• **Task brief**
Give back every line exactly as it appears, pictures excluded.

• **Input records**
........

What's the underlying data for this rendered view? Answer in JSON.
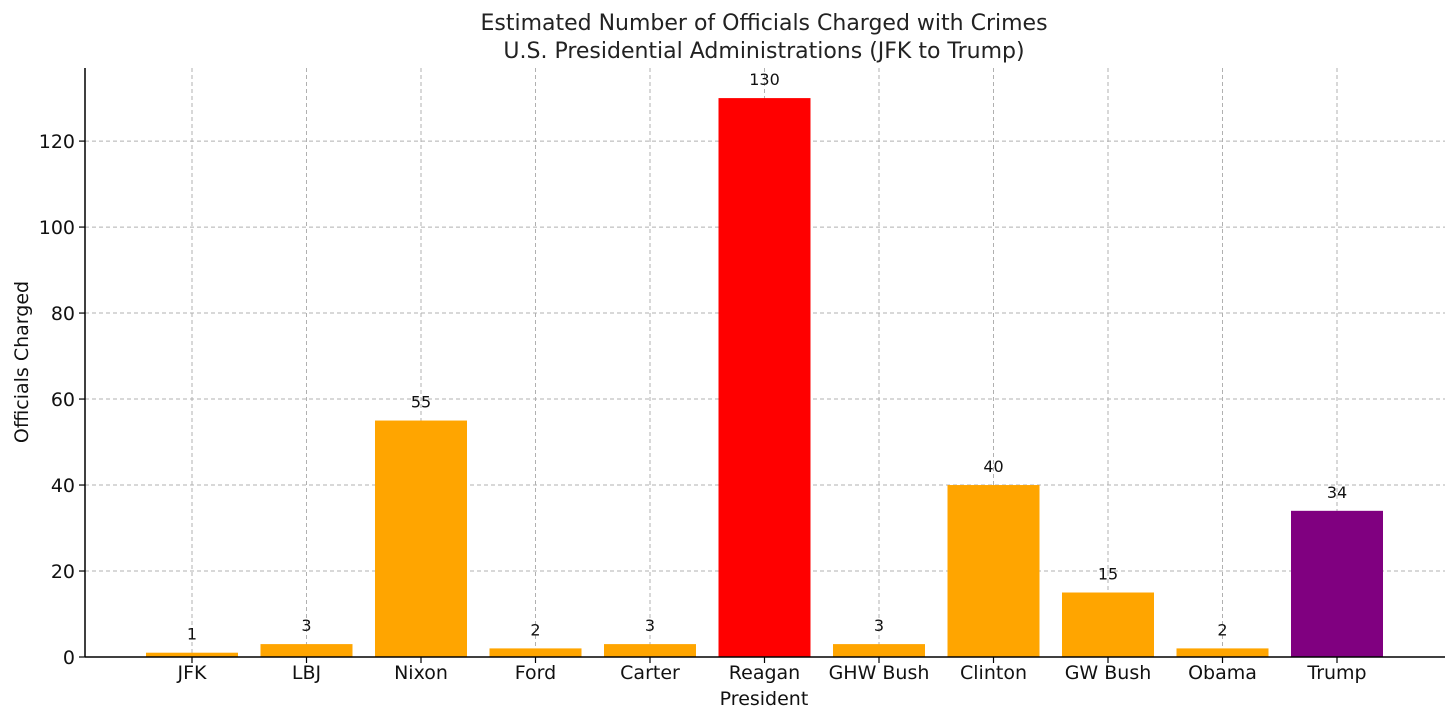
{
  "chart_data": {
    "type": "bar",
    "title": "Estimated Number of Officials Charged with Crimes",
    "subtitle": "U.S. Presidential Administrations (JFK to Trump)",
    "xlabel": "President",
    "ylabel": "Officials Charged",
    "categories": [
      "JFK",
      "LBJ",
      "Nixon",
      "Ford",
      "Carter",
      "Reagan",
      "GHW Bush",
      "Clinton",
      "GW Bush",
      "Obama",
      "Trump"
    ],
    "values": [
      1,
      3,
      55,
      2,
      3,
      130,
      3,
      40,
      15,
      2,
      34
    ],
    "colors": [
      "#FFA500",
      "#FFA500",
      "#FFA500",
      "#FFA500",
      "#FFA500",
      "#FF0000",
      "#FFA500",
      "#FFA500",
      "#FFA500",
      "#FFA500",
      "#800080"
    ],
    "y_ticks": [
      0,
      20,
      40,
      60,
      80,
      100,
      120
    ],
    "ylim": [
      0,
      137
    ],
    "grid": true,
    "data_labels": true
  }
}
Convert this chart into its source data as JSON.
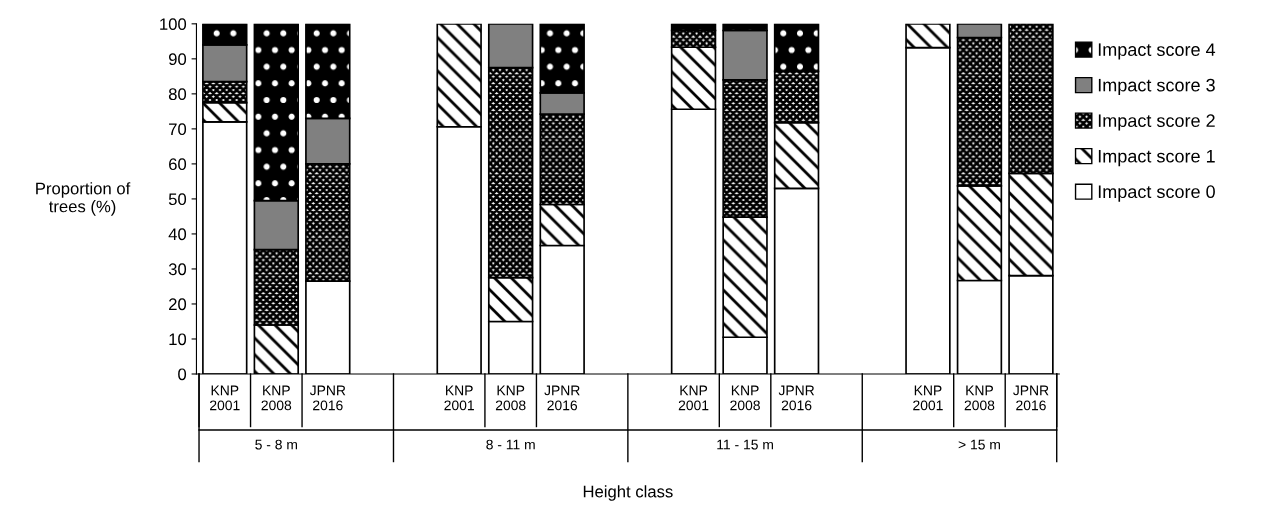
{
  "chart_data": {
    "type": "bar",
    "stacked": true,
    "ylabel": "Proportion of\ntrees (%)",
    "xlabel": "Height class",
    "categories": [
      "KNP\n2001",
      "KNP\n2008",
      "JPNR\n2016",
      "KNP\n2001",
      "KNP\n2008",
      "JPNR\n2016",
      "KNP\n2001",
      "KNP\n2008",
      "JPNR\n2016",
      "KNP\n2001",
      "KNP\n2008",
      "JPNR\n2016"
    ],
    "annotations": [
      "5 - 8 m",
      "8 - 11 m",
      "11 - 15 m",
      "> 15 m"
    ],
    "series": [
      {
        "name": "Impact score 0",
        "color": "#ffffff",
        "values": [
          72,
          0,
          26.5,
          70.6,
          15,
          36.7,
          75.6,
          10.5,
          53,
          93.2,
          26.7,
          28.1
        ]
      },
      {
        "name": "Impact score 1",
        "color": "#ffffff",
        "values": [
          5.5,
          14,
          0,
          29.4,
          12.5,
          11.7,
          17.7,
          34.3,
          18.8,
          6.8,
          27,
          29.2
        ]
      },
      {
        "name": "Impact score 2",
        "color": "#ffffff",
        "values": [
          6,
          21.5,
          33.5,
          0,
          60,
          25.8,
          4.8,
          39.2,
          14.6,
          0,
          42.4,
          42.7
        ]
      },
      {
        "name": "Impact score 3",
        "color": "#808080",
        "values": [
          10.5,
          14,
          13,
          0,
          12.5,
          6.1,
          0,
          14.1,
          0,
          0,
          3.9,
          0
        ]
      },
      {
        "name": "Impact score 4",
        "color": "#000000",
        "values": [
          6,
          50.5,
          27,
          0,
          0,
          19.7,
          1.9,
          1.9,
          13.6,
          0,
          0,
          0
        ]
      }
    ],
    "ylim": [
      0,
      100
    ],
    "yticks": [
      0,
      10,
      20,
      30,
      40,
      50,
      60,
      70,
      80,
      90,
      100
    ],
    "grid": false,
    "legend": "right"
  }
}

........

• **Output below**
What's the underlying data for this rendered view? Answer in JSON.
{
  "chart_data": {
    "type": "bar",
    "title": "Estimated Number of Officials Charged with Crimes",
    "subtitle": "U.S. Presidential Administrations (JFK to Trump)",
    "xlabel": "President",
    "ylabel": "Officials Charged",
    "categories": [
      "JFK",
      "LBJ",
      "Nixon",
      "Ford",
      "Carter",
      "Reagan",
      "GHW Bush",
      "Clinton",
      "GW Bush",
      "Obama",
      "Trump"
    ],
    "values": [
      1,
      3,
      55,
      2,
      3,
      130,
      3,
      40,
      15,
      2,
      34
    ],
    "colors": [
      "#FFA500",
      "#FFA500",
      "#FFA500",
      "#FFA500",
      "#FFA500",
      "#FF0000",
      "#FFA500",
      "#FFA500",
      "#FFA500",
      "#FFA500",
      "#800080"
    ],
    "y_ticks": [
      0,
      20,
      40,
      60,
      80,
      100,
      120
    ],
    "ylim": [
      0,
      137
    ],
    "grid": true,
    "data_labels": true
  }
}
Convert this chart into its source data as JSON.
{
  "chart_data": {
    "type": "bar",
    "stacked": true,
    "ylabel": "Proportion of\ntrees (%)",
    "xlabel": "Height class",
    "categories": [
      "KNP\n2001",
      "KNP\n2008",
      "JPNR\n2016",
      "KNP\n2001",
      "KNP\n2008",
      "JPNR\n2016",
      "KNP\n2001",
      "KNP\n2008",
      "JPNR\n2016",
      "KNP\n2001",
      "KNP\n2008",
      "JPNR\n2016"
    ],
    "annotations": [
      "5 - 8 m",
      "8 - 11 m",
      "11 - 15 m",
      "> 15 m"
    ],
    "series": [
      {
        "name": "Impact score 0",
        "color": "#ffffff",
        "values": [
          72,
          0,
          26.5,
          70.6,
          15,
          36.7,
          75.6,
          10.5,
          53,
          93.2,
          26.7,
          28.1
        ]
      },
      {
        "name": "Impact score 1",
        "color": "#ffffff",
        "values": [
          5.5,
          14,
          0,
          29.4,
          12.5,
          11.7,
          17.7,
          34.3,
          18.8,
          6.8,
          27,
          29.2
        ]
      },
      {
        "name": "Impact score 2",
        "color": "#ffffff",
        "values": [
          6,
          21.5,
          33.5,
          0,
          60,
          25.8,
          4.8,
          39.2,
          14.6,
          0,
          42.4,
          42.7
        ]
      },
      {
        "name": "Impact score 3",
        "color": "#808080",
        "values": [
          10.5,
          14,
          13,
          0,
          12.5,
          6.1,
          0,
          14.1,
          0,
          0,
          3.9,
          0
        ]
      },
      {
        "name": "Impact score 4",
        "color": "#000000",
        "values": [
          6,
          50.5,
          27,
          0,
          0,
          19.7,
          1.9,
          1.9,
          13.6,
          0,
          0,
          0
        ]
      }
    ],
    "ylim": [
      0,
      100
    ],
    "yticks": [
      0,
      10,
      20,
      30,
      40,
      50,
      60,
      70,
      80,
      90,
      100
    ],
    "grid": false,
    "legend": "right"
  }
}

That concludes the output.